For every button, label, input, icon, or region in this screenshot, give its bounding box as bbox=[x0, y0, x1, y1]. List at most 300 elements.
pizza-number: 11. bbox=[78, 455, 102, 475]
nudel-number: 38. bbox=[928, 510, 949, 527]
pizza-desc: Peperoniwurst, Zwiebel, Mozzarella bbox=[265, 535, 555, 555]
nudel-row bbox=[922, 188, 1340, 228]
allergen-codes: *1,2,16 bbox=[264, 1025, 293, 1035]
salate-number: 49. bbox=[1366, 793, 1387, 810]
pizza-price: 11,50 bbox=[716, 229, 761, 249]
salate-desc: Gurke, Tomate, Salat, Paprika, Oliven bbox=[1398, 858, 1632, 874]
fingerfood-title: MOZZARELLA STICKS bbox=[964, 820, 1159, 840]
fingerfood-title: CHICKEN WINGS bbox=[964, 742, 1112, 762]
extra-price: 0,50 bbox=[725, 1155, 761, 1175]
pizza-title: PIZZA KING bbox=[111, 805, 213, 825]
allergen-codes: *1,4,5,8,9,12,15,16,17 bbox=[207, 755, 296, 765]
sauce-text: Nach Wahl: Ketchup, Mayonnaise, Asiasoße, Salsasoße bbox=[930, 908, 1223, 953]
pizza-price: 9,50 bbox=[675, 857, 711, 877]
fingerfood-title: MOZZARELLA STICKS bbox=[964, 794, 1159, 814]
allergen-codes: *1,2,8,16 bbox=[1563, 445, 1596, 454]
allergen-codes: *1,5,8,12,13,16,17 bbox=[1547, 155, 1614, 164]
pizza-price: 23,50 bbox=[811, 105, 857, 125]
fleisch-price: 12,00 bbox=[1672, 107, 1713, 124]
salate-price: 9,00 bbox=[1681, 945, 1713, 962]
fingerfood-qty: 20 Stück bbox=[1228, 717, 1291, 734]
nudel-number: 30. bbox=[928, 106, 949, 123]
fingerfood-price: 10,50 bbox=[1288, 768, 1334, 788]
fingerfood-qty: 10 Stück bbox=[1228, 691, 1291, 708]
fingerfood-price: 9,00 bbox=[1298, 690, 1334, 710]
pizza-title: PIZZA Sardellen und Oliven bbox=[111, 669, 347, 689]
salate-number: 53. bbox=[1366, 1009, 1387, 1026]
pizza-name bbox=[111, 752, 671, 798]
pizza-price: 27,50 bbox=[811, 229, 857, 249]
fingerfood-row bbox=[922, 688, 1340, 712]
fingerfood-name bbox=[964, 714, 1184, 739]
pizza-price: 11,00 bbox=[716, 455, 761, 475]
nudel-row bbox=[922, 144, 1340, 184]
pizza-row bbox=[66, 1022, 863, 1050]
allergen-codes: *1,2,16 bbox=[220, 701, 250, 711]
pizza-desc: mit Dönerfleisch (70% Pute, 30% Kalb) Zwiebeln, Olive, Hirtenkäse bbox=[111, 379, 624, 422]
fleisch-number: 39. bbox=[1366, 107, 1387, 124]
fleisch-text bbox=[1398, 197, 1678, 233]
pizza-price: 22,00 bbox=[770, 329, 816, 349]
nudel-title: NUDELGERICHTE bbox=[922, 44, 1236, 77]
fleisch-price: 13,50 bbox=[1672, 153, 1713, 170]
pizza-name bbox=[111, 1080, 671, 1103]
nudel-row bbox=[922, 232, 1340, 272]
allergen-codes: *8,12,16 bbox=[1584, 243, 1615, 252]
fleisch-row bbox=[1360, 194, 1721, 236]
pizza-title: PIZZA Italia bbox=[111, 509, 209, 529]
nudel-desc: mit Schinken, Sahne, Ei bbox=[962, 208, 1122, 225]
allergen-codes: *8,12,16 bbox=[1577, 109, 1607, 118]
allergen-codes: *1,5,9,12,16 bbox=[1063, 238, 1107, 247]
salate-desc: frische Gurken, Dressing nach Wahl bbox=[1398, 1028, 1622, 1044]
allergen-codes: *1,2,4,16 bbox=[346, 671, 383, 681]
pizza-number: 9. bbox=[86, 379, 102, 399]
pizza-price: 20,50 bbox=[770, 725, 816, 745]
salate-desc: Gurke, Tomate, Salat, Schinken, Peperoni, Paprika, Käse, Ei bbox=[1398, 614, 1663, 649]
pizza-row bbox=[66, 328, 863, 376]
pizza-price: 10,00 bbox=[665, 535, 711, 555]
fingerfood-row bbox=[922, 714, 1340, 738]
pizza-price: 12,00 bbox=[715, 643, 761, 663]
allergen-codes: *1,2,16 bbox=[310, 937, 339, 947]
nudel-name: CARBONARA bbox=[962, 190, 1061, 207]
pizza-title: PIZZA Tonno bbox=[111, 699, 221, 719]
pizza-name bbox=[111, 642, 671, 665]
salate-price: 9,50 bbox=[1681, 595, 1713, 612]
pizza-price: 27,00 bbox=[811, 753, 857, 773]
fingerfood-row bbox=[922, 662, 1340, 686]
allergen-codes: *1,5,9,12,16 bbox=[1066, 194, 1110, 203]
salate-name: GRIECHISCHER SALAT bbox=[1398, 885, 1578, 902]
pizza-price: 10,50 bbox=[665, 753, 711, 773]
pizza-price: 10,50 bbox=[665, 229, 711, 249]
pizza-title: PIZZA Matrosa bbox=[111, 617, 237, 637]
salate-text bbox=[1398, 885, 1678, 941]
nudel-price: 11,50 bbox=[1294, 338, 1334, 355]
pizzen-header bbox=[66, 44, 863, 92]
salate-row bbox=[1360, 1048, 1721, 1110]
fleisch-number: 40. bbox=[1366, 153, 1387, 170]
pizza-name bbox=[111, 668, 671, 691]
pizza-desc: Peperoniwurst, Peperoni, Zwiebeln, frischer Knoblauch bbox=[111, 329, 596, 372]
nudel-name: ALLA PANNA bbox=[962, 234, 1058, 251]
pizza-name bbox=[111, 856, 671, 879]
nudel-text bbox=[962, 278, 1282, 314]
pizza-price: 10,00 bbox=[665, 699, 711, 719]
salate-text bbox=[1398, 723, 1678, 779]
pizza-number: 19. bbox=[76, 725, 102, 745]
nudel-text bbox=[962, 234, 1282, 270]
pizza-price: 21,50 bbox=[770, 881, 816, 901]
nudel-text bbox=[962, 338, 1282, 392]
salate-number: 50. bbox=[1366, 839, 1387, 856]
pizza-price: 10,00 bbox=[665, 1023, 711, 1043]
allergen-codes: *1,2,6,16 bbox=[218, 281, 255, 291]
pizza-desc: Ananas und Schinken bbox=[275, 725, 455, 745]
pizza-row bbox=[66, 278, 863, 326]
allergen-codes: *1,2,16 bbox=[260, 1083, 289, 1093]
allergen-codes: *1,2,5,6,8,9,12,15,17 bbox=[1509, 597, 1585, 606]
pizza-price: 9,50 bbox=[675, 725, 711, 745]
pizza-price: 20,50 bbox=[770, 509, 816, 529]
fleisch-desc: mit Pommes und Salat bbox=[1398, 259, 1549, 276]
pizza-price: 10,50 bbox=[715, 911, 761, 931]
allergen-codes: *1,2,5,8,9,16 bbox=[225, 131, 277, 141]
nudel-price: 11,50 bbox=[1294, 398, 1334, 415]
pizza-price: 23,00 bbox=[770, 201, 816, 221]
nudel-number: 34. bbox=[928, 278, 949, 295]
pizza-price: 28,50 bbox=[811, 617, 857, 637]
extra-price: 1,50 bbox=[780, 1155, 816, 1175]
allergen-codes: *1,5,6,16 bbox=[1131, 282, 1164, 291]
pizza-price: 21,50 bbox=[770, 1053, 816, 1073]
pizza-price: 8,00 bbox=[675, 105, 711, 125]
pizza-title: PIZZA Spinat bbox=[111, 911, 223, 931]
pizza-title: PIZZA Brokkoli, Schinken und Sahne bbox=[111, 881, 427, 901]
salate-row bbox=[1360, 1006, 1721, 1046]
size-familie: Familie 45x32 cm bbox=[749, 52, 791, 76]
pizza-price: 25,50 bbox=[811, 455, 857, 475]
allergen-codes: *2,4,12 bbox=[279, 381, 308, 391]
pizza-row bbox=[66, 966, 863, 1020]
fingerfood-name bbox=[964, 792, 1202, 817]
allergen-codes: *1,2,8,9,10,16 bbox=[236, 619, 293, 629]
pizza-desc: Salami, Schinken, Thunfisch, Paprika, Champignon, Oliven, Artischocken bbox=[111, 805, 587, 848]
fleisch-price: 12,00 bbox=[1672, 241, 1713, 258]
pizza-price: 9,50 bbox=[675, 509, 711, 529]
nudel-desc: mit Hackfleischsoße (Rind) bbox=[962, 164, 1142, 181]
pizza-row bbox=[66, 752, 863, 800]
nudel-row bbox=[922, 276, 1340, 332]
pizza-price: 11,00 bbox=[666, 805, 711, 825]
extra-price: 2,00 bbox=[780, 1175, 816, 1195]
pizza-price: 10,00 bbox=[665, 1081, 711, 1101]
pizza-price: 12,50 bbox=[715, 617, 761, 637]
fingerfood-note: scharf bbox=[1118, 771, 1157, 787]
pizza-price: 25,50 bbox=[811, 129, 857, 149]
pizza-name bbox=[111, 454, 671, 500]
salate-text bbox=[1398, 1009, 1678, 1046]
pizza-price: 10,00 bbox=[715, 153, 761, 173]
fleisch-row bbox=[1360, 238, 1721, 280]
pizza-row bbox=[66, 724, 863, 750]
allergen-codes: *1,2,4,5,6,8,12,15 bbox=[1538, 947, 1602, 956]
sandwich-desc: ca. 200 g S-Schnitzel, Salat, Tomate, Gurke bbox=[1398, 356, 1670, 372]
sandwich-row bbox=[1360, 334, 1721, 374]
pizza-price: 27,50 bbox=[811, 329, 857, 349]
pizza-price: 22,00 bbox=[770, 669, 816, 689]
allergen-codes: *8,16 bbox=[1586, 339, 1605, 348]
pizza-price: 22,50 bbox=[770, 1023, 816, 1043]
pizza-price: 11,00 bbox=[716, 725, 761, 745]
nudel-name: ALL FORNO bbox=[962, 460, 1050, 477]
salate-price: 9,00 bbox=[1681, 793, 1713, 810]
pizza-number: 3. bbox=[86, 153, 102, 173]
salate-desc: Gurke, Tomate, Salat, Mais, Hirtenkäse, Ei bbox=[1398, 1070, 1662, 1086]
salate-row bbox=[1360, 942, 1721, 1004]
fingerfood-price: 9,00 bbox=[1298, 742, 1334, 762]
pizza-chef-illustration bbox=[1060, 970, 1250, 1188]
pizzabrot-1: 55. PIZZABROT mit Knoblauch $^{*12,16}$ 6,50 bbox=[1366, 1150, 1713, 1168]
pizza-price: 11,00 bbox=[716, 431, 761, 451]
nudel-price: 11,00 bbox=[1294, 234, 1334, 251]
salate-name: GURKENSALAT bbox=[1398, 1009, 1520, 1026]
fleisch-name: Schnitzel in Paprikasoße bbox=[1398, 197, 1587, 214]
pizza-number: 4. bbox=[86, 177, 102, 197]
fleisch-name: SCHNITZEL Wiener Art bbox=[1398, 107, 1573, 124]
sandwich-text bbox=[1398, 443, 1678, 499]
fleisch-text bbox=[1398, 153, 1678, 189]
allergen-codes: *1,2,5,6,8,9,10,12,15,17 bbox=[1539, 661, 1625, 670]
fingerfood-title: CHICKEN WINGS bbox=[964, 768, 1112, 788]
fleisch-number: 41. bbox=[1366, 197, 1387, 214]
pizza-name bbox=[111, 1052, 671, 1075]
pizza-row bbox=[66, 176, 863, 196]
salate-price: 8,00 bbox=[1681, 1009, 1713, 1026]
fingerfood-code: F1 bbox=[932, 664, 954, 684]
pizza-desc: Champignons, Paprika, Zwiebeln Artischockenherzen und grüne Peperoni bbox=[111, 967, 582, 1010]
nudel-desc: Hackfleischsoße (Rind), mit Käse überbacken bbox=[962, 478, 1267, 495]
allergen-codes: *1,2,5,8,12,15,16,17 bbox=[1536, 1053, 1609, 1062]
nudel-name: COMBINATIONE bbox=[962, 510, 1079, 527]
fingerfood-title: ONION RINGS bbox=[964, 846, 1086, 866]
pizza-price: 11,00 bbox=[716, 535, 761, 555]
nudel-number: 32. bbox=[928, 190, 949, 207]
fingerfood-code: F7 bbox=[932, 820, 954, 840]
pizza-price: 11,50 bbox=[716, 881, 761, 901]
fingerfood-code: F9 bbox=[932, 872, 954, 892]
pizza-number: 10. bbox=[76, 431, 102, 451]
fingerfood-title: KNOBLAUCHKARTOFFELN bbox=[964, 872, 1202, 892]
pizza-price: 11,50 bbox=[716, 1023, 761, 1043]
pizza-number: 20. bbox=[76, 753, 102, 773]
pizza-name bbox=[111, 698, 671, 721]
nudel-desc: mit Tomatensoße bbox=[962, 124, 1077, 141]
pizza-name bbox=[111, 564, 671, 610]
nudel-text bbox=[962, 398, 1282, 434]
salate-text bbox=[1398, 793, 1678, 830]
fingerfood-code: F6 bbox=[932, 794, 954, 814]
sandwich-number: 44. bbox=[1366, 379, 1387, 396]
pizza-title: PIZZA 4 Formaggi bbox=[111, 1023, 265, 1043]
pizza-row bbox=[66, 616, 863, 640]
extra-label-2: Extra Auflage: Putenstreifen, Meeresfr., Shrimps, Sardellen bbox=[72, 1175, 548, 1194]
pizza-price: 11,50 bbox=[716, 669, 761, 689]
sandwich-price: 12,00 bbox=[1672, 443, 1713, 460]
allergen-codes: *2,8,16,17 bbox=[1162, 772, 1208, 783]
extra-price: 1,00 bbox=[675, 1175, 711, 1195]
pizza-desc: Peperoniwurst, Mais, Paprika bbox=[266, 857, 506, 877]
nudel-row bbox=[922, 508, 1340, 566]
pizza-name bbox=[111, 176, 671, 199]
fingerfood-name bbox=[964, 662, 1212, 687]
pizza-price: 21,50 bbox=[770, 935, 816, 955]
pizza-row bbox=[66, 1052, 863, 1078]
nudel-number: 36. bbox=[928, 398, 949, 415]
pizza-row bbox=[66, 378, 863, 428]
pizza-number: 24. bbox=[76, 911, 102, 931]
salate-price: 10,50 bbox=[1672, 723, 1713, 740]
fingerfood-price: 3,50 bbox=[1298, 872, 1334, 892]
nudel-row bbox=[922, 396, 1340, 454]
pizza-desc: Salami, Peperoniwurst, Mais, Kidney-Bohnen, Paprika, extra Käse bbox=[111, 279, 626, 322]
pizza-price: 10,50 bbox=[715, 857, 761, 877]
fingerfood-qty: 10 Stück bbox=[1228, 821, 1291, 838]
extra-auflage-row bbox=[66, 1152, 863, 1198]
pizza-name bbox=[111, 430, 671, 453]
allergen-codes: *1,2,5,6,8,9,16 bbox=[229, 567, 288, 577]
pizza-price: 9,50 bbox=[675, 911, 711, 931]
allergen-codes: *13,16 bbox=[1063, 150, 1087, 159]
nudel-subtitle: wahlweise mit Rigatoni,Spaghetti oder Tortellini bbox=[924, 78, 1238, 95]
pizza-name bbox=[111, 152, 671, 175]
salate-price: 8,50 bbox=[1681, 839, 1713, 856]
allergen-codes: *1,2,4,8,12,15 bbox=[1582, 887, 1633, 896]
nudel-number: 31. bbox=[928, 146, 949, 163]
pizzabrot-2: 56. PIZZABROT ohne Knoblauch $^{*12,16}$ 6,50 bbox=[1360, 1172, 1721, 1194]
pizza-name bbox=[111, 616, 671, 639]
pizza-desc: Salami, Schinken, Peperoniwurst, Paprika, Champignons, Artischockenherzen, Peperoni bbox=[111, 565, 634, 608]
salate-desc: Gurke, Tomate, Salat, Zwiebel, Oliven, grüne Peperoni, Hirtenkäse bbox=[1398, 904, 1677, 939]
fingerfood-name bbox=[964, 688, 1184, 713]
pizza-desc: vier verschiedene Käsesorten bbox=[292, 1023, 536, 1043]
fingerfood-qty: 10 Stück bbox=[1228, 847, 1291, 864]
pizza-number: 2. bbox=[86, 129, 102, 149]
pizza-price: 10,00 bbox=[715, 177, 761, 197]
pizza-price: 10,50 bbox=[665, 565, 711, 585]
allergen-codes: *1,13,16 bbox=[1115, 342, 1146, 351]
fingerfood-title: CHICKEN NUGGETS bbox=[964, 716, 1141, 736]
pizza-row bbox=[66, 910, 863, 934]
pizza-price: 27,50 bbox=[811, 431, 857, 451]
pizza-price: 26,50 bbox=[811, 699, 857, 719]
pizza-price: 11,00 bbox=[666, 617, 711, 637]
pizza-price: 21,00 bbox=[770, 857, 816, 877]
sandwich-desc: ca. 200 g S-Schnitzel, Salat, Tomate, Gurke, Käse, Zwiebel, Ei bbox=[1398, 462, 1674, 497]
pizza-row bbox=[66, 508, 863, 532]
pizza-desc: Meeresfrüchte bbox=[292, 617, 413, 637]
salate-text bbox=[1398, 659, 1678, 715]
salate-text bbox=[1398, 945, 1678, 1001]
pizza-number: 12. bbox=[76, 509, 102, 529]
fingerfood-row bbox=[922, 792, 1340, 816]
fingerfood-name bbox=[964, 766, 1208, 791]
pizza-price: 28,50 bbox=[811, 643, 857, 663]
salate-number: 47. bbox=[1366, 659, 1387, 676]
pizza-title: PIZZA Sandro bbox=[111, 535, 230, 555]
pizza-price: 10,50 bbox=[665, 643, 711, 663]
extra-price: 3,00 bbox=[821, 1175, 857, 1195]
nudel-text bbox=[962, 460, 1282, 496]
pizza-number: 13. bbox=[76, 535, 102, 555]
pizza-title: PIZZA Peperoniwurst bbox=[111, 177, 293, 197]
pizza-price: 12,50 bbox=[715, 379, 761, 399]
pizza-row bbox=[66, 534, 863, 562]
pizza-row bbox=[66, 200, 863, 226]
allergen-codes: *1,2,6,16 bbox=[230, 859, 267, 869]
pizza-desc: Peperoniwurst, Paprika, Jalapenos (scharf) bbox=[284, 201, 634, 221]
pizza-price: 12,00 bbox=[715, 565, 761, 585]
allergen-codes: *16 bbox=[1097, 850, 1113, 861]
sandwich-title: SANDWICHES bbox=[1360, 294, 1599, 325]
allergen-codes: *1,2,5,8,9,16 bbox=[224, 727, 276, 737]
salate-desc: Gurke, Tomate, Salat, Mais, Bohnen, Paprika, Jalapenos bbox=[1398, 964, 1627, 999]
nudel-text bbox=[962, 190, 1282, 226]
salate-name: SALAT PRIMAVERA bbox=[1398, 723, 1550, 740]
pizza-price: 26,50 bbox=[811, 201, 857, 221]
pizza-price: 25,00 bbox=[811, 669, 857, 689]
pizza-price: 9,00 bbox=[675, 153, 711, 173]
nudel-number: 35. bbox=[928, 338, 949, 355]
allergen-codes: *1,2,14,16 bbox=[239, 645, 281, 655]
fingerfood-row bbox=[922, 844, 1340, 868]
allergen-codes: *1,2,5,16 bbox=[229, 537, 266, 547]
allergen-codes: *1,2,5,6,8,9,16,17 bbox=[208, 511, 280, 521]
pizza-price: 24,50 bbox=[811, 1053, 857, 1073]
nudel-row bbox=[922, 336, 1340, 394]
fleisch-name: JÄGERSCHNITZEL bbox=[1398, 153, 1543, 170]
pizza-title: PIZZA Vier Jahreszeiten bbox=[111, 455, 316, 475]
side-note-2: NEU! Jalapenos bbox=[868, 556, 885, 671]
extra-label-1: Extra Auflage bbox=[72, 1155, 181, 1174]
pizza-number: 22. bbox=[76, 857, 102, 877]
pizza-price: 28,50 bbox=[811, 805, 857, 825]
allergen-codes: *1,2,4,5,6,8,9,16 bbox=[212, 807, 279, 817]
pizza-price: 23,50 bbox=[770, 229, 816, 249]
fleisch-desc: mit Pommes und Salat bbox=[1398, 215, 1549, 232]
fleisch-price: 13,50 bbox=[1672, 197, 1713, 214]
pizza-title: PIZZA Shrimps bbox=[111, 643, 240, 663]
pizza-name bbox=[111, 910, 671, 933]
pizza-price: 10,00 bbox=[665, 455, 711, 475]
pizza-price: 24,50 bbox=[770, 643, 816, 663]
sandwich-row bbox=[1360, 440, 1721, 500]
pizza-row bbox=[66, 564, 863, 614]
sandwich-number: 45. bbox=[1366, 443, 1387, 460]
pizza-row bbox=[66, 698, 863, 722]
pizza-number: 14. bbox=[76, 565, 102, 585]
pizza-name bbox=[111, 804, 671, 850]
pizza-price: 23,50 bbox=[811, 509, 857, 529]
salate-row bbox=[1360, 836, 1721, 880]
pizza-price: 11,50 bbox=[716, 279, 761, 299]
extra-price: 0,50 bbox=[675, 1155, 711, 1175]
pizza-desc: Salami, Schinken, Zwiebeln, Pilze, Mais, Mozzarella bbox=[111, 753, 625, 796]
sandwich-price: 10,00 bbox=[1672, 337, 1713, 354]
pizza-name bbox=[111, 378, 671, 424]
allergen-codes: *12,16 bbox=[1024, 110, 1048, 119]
▬▬▬▬▬▬
Exercise directions: Return the lines from the start of the records up to and including the line with "fingerfood-title: MOZZARELLA STICKS bbox=[964, 820, 1159, 840]". Copy them exactly.

Response to the exercise:
For every button, label, input, icon, or region in this screenshot, give its bounding box as bbox=[x0, y0, x1, y1]. List at most 300 elements.
pizza-number: 11. bbox=[78, 455, 102, 475]
nudel-number: 38. bbox=[928, 510, 949, 527]
pizza-desc: Peperoniwurst, Zwiebel, Mozzarella bbox=[265, 535, 555, 555]
nudel-row bbox=[922, 188, 1340, 228]
allergen-codes: *1,2,16 bbox=[264, 1025, 293, 1035]
salate-number: 49. bbox=[1366, 793, 1387, 810]
pizza-price: 11,50 bbox=[716, 229, 761, 249]
salate-desc: Gurke, Tomate, Salat, Paprika, Oliven bbox=[1398, 858, 1632, 874]
fingerfood-title: MOZZARELLA STICKS bbox=[964, 820, 1159, 840]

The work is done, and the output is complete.